# WRITTEN INSTRUCTION:
Every record must appear in your copy exactly as written, with no pictures.

# TASK INPUT:

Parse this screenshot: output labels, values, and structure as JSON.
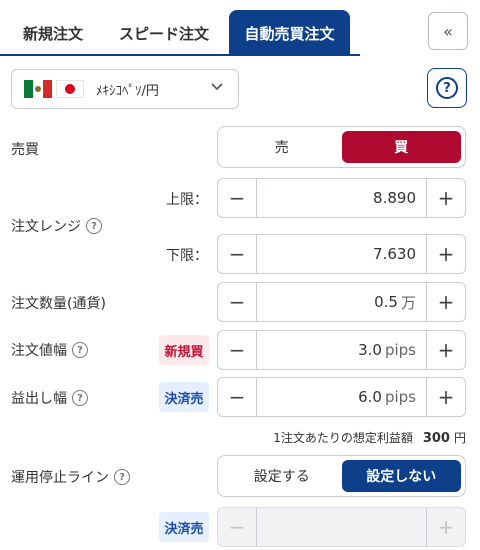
{
  "tabs": [
    {
      "label": "新規注文"
    },
    {
      "label": "スピード注文"
    },
    {
      "label": "自動売買注文"
    }
  ],
  "collapse_label": "«",
  "pair": {
    "name": "ﾒｷｼｺﾍﾟｿ/円",
    "flags": [
      "mexico-flag",
      "japan-flag"
    ]
  },
  "help_icon": "?",
  "side": {
    "label": "売買",
    "sell": "売",
    "buy": "買",
    "selected": "buy"
  },
  "range": {
    "label": "注文レンジ",
    "upper_label": "上限：",
    "upper_value": "8.890",
    "lower_label": "下限：",
    "lower_value": "7.630"
  },
  "quantity": {
    "label": "注文数量(通貨)",
    "value": "0.5",
    "unit": "万"
  },
  "order_width": {
    "label": "注文値幅",
    "badge": "新規買",
    "value": "3.0",
    "unit": "pips"
  },
  "profit_width": {
    "label": "益出し幅",
    "badge": "決済売",
    "value": "6.0",
    "unit": "pips"
  },
  "expected_profit": {
    "label": "1注文あたりの想定利益額",
    "value": "300",
    "unit": "円"
  },
  "stop_line": {
    "label": "運用停止ライン",
    "set": "設定する",
    "unset": "設定しない",
    "selected": "unset",
    "badge": "決済売"
  },
  "stepper": {
    "minus": "−",
    "plus": "+"
  },
  "colors": {
    "navy": "#0d3f8a",
    "buy_red": "#b0092f"
  }
}
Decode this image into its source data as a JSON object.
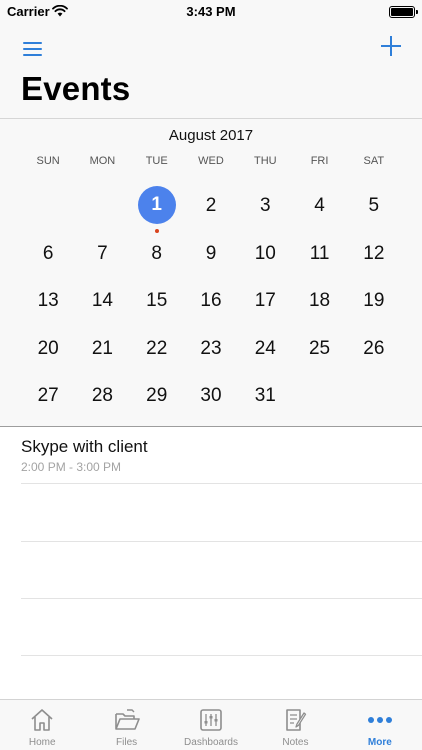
{
  "status_bar": {
    "carrier": "Carrier",
    "time": "3:43 PM"
  },
  "nav": {
    "title": "Events"
  },
  "calendar": {
    "month": "August 2017",
    "weekdays": [
      "SUN",
      "MON",
      "TUE",
      "WED",
      "THU",
      "FRI",
      "SAT"
    ],
    "weeks": [
      [
        "",
        "",
        "1",
        "2",
        "3",
        "4",
        "5"
      ],
      [
        "6",
        "7",
        "8",
        "9",
        "10",
        "11",
        "12"
      ],
      [
        "13",
        "14",
        "15",
        "16",
        "17",
        "18",
        "19"
      ],
      [
        "20",
        "21",
        "22",
        "23",
        "24",
        "25",
        "26"
      ],
      [
        "27",
        "28",
        "29",
        "30",
        "31",
        "",
        ""
      ]
    ],
    "today": "1",
    "event_days": [
      "1"
    ]
  },
  "events": [
    {
      "title": "Skype with client",
      "time": "2:00 PM - 3:00 PM"
    }
  ],
  "tabs": [
    {
      "label": "Home",
      "icon": "home-icon"
    },
    {
      "label": "Files",
      "icon": "folder-icon"
    },
    {
      "label": "Dashboards",
      "icon": "dashboards-icon"
    },
    {
      "label": "Notes",
      "icon": "notes-icon"
    },
    {
      "label": "More",
      "icon": "more-icon"
    }
  ],
  "active_tab": "More",
  "colors": {
    "accent": "#2f7fd9",
    "today": "#4c82ec",
    "event_dot": "#d9441e"
  }
}
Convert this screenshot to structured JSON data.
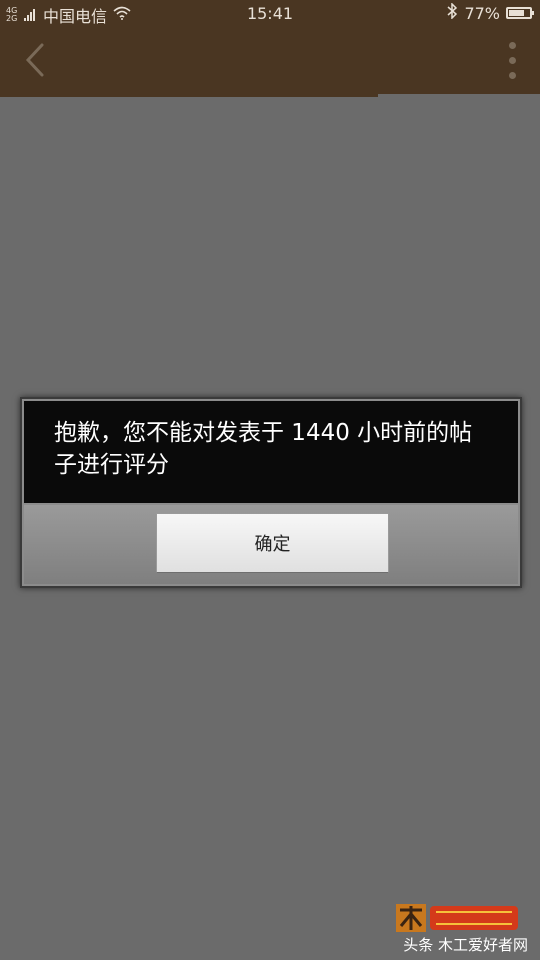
{
  "status_bar": {
    "network_type": "4G 2G",
    "carrier": "中国电信",
    "time": "15:41",
    "battery_percent": "77%",
    "battery_level": 0.77,
    "icons": [
      "signal-icon",
      "wifi-icon",
      "bluetooth-icon",
      "battery-icon"
    ]
  },
  "app_bar": {
    "background": "#4a3622",
    "icons": [
      "back-arrow-icon",
      "overflow-menu-icon"
    ],
    "loading_progress": 0.7
  },
  "dialog": {
    "message": "抱歉，您不能对发表于 1440 小时前的帖子进行评分",
    "ok_label": "确定"
  },
  "watermark": {
    "logo_text": "木工爱好者",
    "caption": "头条 木工爱好者网"
  }
}
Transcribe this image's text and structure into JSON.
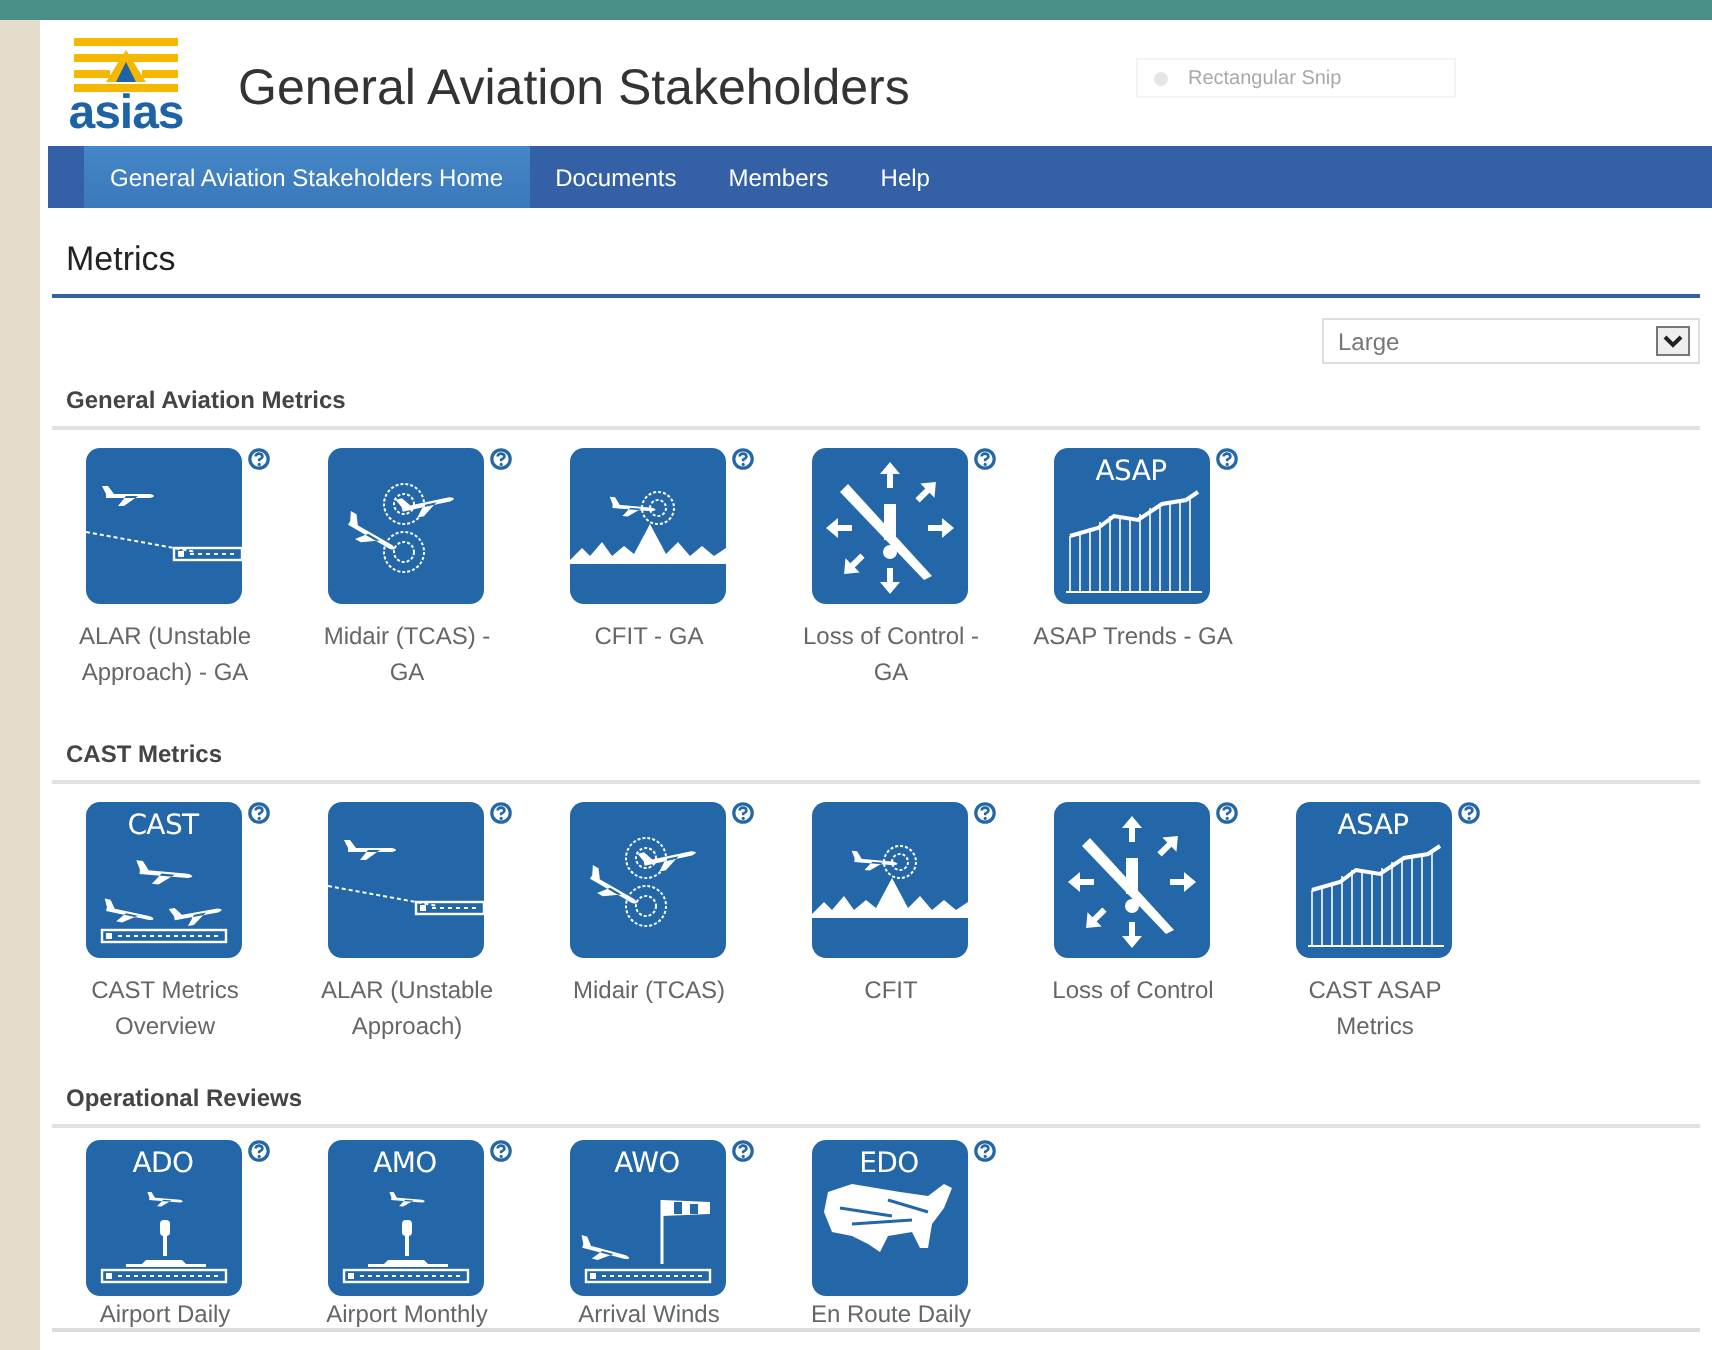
{
  "header": {
    "logo_text": "asias",
    "title": "General Aviation Stakeholders"
  },
  "snip_toolbar": {
    "label": "Rectangular Snip"
  },
  "nav": [
    {
      "label": "General Aviation Stakeholders Home",
      "selected": true
    },
    {
      "label": "Documents",
      "selected": false
    },
    {
      "label": "Members",
      "selected": false
    },
    {
      "label": "Help",
      "selected": false
    }
  ],
  "page_title": "Metrics",
  "size_select": {
    "value": "Large"
  },
  "sections": [
    {
      "title": "General Aviation Metrics",
      "tiles": [
        {
          "kind": "alar",
          "label": "ALAR (Unstable Approach) - GA"
        },
        {
          "kind": "midair",
          "label": "Midair (TCAS) - GA"
        },
        {
          "kind": "cfit",
          "label": "CFIT - GA"
        },
        {
          "kind": "loss",
          "label": "Loss of Control - GA"
        },
        {
          "kind": "asap",
          "badge": "ASAP",
          "label": "ASAP Trends - GA"
        }
      ]
    },
    {
      "title": "CAST Metrics",
      "tiles": [
        {
          "kind": "cast",
          "badge": "CAST",
          "label": "CAST Metrics Overview"
        },
        {
          "kind": "alar",
          "label": "ALAR (Unstable Approach)"
        },
        {
          "kind": "midair",
          "label": "Midair (TCAS)"
        },
        {
          "kind": "cfit",
          "label": "CFIT"
        },
        {
          "kind": "loss",
          "label": "Loss of Control"
        },
        {
          "kind": "asap",
          "badge": "ASAP",
          "label": "CAST ASAP Metrics"
        }
      ]
    },
    {
      "title": "Operational Reviews",
      "tiles": [
        {
          "kind": "tower",
          "badge": "ADO",
          "label": "Airport Daily"
        },
        {
          "kind": "tower",
          "badge": "AMO",
          "label": "Airport Monthly"
        },
        {
          "kind": "windsock",
          "badge": "AWO",
          "label": "Arrival Winds"
        },
        {
          "kind": "map",
          "badge": "EDO",
          "label": "En Route Daily"
        }
      ]
    }
  ]
}
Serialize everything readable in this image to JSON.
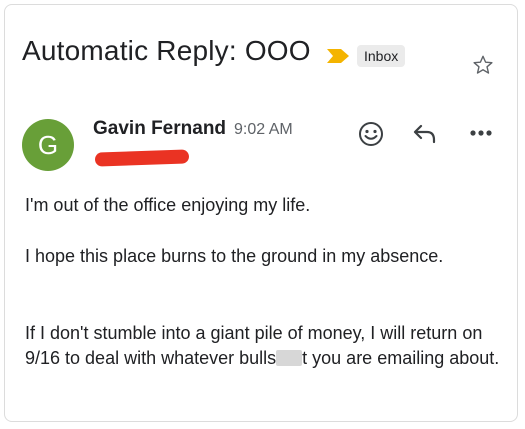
{
  "email": {
    "subject": "Automatic Reply: OOO",
    "label": "Inbox",
    "avatar_letter": "G",
    "sender_name": "Gavin Fernand",
    "time": "9:02 AM",
    "paragraphs": {
      "p1": "I'm out of the office enjoying my life.",
      "p2": "I hope this place burns to the ground in my absence.",
      "p3_before": "If I don't stumble into a giant pile of money, I will return on 9/16 to deal with whatever bulls",
      "p3_after": "t you are emailing about."
    }
  },
  "colors": {
    "avatar": "#689f38",
    "importance": "#f4b400",
    "redaction": "#ea3323"
  },
  "icons": [
    "importance-marker-icon",
    "star-icon",
    "emoji-reaction-icon",
    "reply-icon",
    "more-options-icon"
  ]
}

# OUTPUT OF THE TASK:
Parse this screenshot: output labels, values, and structure as JSON.
{
  "tabs": [
    {
      "label": "新規注文"
    },
    {
      "label": "スピード注文"
    },
    {
      "label": "自動売買注文"
    }
  ],
  "collapse_label": "«",
  "pair": {
    "name": "ﾒｷｼｺﾍﾟｿ/円",
    "flags": [
      "mexico-flag",
      "japan-flag"
    ]
  },
  "help_icon": "?",
  "side": {
    "label": "売買",
    "sell": "売",
    "buy": "買",
    "selected": "buy"
  },
  "range": {
    "label": "注文レンジ",
    "upper_label": "上限：",
    "upper_value": "8.890",
    "lower_label": "下限：",
    "lower_value": "7.630"
  },
  "quantity": {
    "label": "注文数量(通貨)",
    "value": "0.5",
    "unit": "万"
  },
  "order_width": {
    "label": "注文値幅",
    "badge": "新規買",
    "value": "3.0",
    "unit": "pips"
  },
  "profit_width": {
    "label": "益出し幅",
    "badge": "決済売",
    "value": "6.0",
    "unit": "pips"
  },
  "expected_profit": {
    "label": "1注文あたりの想定利益額",
    "value": "300",
    "unit": "円"
  },
  "stop_line": {
    "label": "運用停止ライン",
    "set": "設定する",
    "unset": "設定しない",
    "selected": "unset",
    "badge": "決済売"
  },
  "stepper": {
    "minus": "−",
    "plus": "+"
  },
  "colors": {
    "navy": "#0d3f8a",
    "buy_red": "#b0092f"
  }
}
Decode this image into its source data as a JSON object.
{
  "status_bar": {
    "carrier": "Carrier",
    "time": "3:43 PM"
  },
  "nav": {
    "title": "Events"
  },
  "calendar": {
    "month": "August 2017",
    "weekdays": [
      "SUN",
      "MON",
      "TUE",
      "WED",
      "THU",
      "FRI",
      "SAT"
    ],
    "weeks": [
      [
        "",
        "",
        "1",
        "2",
        "3",
        "4",
        "5"
      ],
      [
        "6",
        "7",
        "8",
        "9",
        "10",
        "11",
        "12"
      ],
      [
        "13",
        "14",
        "15",
        "16",
        "17",
        "18",
        "19"
      ],
      [
        "20",
        "21",
        "22",
        "23",
        "24",
        "25",
        "26"
      ],
      [
        "27",
        "28",
        "29",
        "30",
        "31",
        "",
        ""
      ]
    ],
    "today": "1",
    "event_days": [
      "1"
    ]
  },
  "events": [
    {
      "title": "Skype with client",
      "time": "2:00 PM - 3:00 PM"
    }
  ],
  "tabs": [
    {
      "label": "Home",
      "icon": "home-icon"
    },
    {
      "label": "Files",
      "icon": "folder-icon"
    },
    {
      "label": "Dashboards",
      "icon": "dashboards-icon"
    },
    {
      "label": "Notes",
      "icon": "notes-icon"
    },
    {
      "label": "More",
      "icon": "more-icon"
    }
  ],
  "active_tab": "More",
  "colors": {
    "accent": "#2f7fd9",
    "today": "#4c82ec",
    "event_dot": "#d9441e"
  }
}
Convert this screenshot to structured JSON data.
{
  "status_bar": {
    "network_type": "4G 2G",
    "carrier": "中国电信",
    "time": "15:41",
    "battery_percent": "77%",
    "battery_level": 0.77,
    "icons": [
      "signal-icon",
      "wifi-icon",
      "bluetooth-icon",
      "battery-icon"
    ]
  },
  "app_bar": {
    "background": "#4a3622",
    "icons": [
      "back-arrow-icon",
      "overflow-menu-icon"
    ],
    "loading_progress": 0.7
  },
  "dialog": {
    "message": "抱歉，您不能对发表于 1440 小时前的帖子进行评分",
    "ok_label": "确定"
  },
  "watermark": {
    "logo_text": "木工爱好者",
    "caption": "头条 木工爱好者网"
  }
}
Transcribe this image's text and structure into JSON.
{
  "header": {
    "logo_text": "asias",
    "title": "General Aviation Stakeholders"
  },
  "snip_toolbar": {
    "label": "Rectangular Snip"
  },
  "nav": [
    {
      "label": "General Aviation Stakeholders Home",
      "selected": true
    },
    {
      "label": "Documents",
      "selected": false
    },
    {
      "label": "Members",
      "selected": false
    },
    {
      "label": "Help",
      "selected": false
    }
  ],
  "page_title": "Metrics",
  "size_select": {
    "value": "Large"
  },
  "sections": [
    {
      "title": "General Aviation Metrics",
      "tiles": [
        {
          "kind": "alar",
          "label": "ALAR (Unstable Approach) - GA"
        },
        {
          "kind": "midair",
          "label": "Midair (TCAS) - GA"
        },
        {
          "kind": "cfit",
          "label": "CFIT - GA"
        },
        {
          "kind": "loss",
          "label": "Loss of Control - GA"
        },
        {
          "kind": "asap",
          "badge": "ASAP",
          "label": "ASAP Trends - GA"
        }
      ]
    },
    {
      "title": "CAST Metrics",
      "tiles": [
        {
          "kind": "cast",
          "badge": "CAST",
          "label": "CAST Metrics Overview"
        },
        {
          "kind": "alar",
          "label": "ALAR (Unstable Approach)"
        },
        {
          "kind": "midair",
          "label": "Midair (TCAS)"
        },
        {
          "kind": "cfit",
          "label": "CFIT"
        },
        {
          "kind": "loss",
          "label": "Loss of Control"
        },
        {
          "kind": "asap",
          "badge": "ASAP",
          "label": "CAST ASAP Metrics"
        }
      ]
    },
    {
      "title": "Operational Reviews",
      "tiles": [
        {
          "kind": "tower",
          "badge": "ADO",
          "label": "Airport Daily"
        },
        {
          "kind": "tower",
          "badge": "AMO",
          "label": "Airport Monthly"
        },
        {
          "kind": "windsock",
          "badge": "AWO",
          "label": "Arrival Winds"
        },
        {
          "kind": "map",
          "badge": "EDO",
          "label": "En Route Daily"
        }
      ]
    }
  ]
}
Serialize everything readable in this image to JSON.
{
  "email": {
    "subject": "Automatic Reply: OOO",
    "label": "Inbox",
    "avatar_letter": "G",
    "sender_name": "Gavin Fernand",
    "time": "9:02 AM",
    "paragraphs": {
      "p1": "I'm out of the office enjoying my life.",
      "p2": "I hope this place burns to the ground in my absence.",
      "p3_before": "If I don't stumble into a giant pile of money, I will return on 9/16 to deal with whatever bulls",
      "p3_after": "t you are emailing about."
    }
  },
  "colors": {
    "avatar": "#689f38",
    "importance": "#f4b400",
    "redaction": "#ea3323"
  },
  "icons": [
    "importance-marker-icon",
    "star-icon",
    "emoji-reaction-icon",
    "reply-icon",
    "more-options-icon"
  ]
}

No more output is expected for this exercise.